▸ List of tasks:
A) Swap "untreated control" for "mock-treated control" in the GO and KEGG enrichment text and write it out again, starting at "GO and KEGG" and ending at "to gene ontology.".
B) Name every KEGG pathway that the GO and KEGG enrichment text links to the proteins changed by hIGF-1-Fc treatment.

▸ Text block:
────────

List of significantly different proteins in comparisons between the two treatment groups (hIGF-1 50 and 100 ng/mL) and the untreated control, analyzed by one-way ANOVA with 0.05 FDR. Three biological samples were analyzed. The symbol “–” indicates the absence of a protein class.
3.7. GO Function Enrichment and KEGG Pathway Analysis
To explore biological pathways correlated to significant proteins, gene ontology (GO) and Kyoto Encyclopedia of Genes and Genomes (KEGG) pathway enrichment analyses were conducted. The GO analysis identified enrichment in 1257 biological processes, 238 cellular components, and 160 molecular functions. Additionally, KEGG pathway analysis revealed 150 significantly enriched pathways. The most prominent GO terms and KEGG pathways are illustrated in Figure 8. In biological processes (BP), cytoplasmic translation and ribosome biogenesis were the most affected cellular processes by hIGF-1-Fc treatment (Figure 8a). In the molecular functions (MF) and cell complex (CC) enrichment, proteins associated with ribosome, rRNA binding, mRNA binding, ubiquitin protein ligase, and phosphatase binding were enriched. In KEGG analysis, biological pathways related to ribosome, COVID-19, carbon metabolism, biosynthesis of amino acids, cysteine and methionine metabolism, glyoxylate and dicarboxylate metabolism, citrate cycle (TCA cycle), and pyruvate metabolism were pathways related to the proteins changed upon hIGF-1-Fc treatment (Figure 8b). The bar graph in Figure 8c demonstrates the levels of significant proteins across the three groups in a separate protein class. The results imply that ribosomal proteins, ribosomal biogenesis pathways, and carbon metabolism are highly affected by plant-produced hIGF-1-Fc treatment and could be mechanisms correlated to hIGF-1-promoted cell proliferation and would healing.
Figure 8.
GO and KEGG enrichment analysis of significantly detected proteins in comparisons between the two treatment groups (plant-produced hIGF-1-Fc: 50 and 100 ng/mL) and the untreated control. (a) Illustrations of GO-enriched biological processes, cellular components, molecular functions, and (b) KEGG enrichment pathway analyses. The color of KEGG terms indicates the p-value, and dot size indicates the number of enriched proteins. (c) Bar graph presenting average LFQ intensity of significant proteins in separated protein class according to gene ontology.

────────

▸ Provided records:
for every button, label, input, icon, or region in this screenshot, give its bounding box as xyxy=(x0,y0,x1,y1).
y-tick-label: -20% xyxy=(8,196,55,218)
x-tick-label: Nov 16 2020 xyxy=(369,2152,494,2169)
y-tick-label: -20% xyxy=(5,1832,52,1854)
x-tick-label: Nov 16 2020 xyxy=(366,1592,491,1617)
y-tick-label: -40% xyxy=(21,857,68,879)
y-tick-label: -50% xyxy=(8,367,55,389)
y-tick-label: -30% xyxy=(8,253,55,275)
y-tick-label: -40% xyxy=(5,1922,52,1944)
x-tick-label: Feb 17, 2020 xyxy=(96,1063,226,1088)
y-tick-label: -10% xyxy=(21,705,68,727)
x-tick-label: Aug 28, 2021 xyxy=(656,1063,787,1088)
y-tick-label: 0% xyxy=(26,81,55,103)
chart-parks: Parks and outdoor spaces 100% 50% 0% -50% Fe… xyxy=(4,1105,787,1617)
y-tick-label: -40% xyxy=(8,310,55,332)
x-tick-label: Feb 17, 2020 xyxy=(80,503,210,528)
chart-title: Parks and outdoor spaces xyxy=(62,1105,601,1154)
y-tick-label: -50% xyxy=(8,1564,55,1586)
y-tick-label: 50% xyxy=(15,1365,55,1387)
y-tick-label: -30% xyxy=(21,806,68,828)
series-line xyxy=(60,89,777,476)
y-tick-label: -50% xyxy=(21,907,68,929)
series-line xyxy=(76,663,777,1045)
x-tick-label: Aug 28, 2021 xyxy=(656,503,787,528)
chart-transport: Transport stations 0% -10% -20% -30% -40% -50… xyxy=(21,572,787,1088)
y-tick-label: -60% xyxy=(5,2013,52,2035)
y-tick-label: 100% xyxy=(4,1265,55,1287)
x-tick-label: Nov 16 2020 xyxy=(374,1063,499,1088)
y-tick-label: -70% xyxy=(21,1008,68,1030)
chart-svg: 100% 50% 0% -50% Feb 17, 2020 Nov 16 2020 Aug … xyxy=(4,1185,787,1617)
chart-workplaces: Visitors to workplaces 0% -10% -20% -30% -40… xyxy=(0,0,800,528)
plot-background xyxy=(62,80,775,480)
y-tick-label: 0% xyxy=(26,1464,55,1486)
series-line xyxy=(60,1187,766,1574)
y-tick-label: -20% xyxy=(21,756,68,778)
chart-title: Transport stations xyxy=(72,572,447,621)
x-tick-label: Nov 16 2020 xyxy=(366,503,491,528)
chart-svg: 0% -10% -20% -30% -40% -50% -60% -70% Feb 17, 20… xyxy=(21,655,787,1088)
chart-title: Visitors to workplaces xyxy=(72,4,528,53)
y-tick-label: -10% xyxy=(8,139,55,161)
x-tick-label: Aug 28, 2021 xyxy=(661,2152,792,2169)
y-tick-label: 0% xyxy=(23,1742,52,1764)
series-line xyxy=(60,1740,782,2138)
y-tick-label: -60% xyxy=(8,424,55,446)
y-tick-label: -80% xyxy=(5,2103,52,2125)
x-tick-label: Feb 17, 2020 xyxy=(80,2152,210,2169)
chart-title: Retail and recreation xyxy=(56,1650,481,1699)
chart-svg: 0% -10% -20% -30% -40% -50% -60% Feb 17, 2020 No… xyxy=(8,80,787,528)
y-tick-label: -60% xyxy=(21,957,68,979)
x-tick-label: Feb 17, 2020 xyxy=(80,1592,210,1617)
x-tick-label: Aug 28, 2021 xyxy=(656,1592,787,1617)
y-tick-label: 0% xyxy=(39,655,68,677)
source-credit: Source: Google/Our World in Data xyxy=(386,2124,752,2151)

────────

▸ Solutions by task:
A)
GO and KEGG enrichment analysis of significantly detected proteins in comparisons between the two treatment groups (plant-produced hIGF-1-Fc: 50 and 100 ng/mL) and the mock-treated control. (a) Illustrations of GO-enriched biological processes, cellular components, molecular functions, and (b) KEGG enrichment pathway analyses. The color of KEGG terms indicates the p-value, and dot size indicates the number of enriched proteins. (c) Bar graph presenting average LFQ intensity of significant proteins in separated protein class according to gene ontology.

B)
- ribosome
- COVID-19
- carbon metabolism
- biosynthesis of amino acids
- cysteine and methionine metabolism
- glyoxylate and dicarboxylate metabolism
- citrate cycle (TCA cycle)
- pyruvate metabolism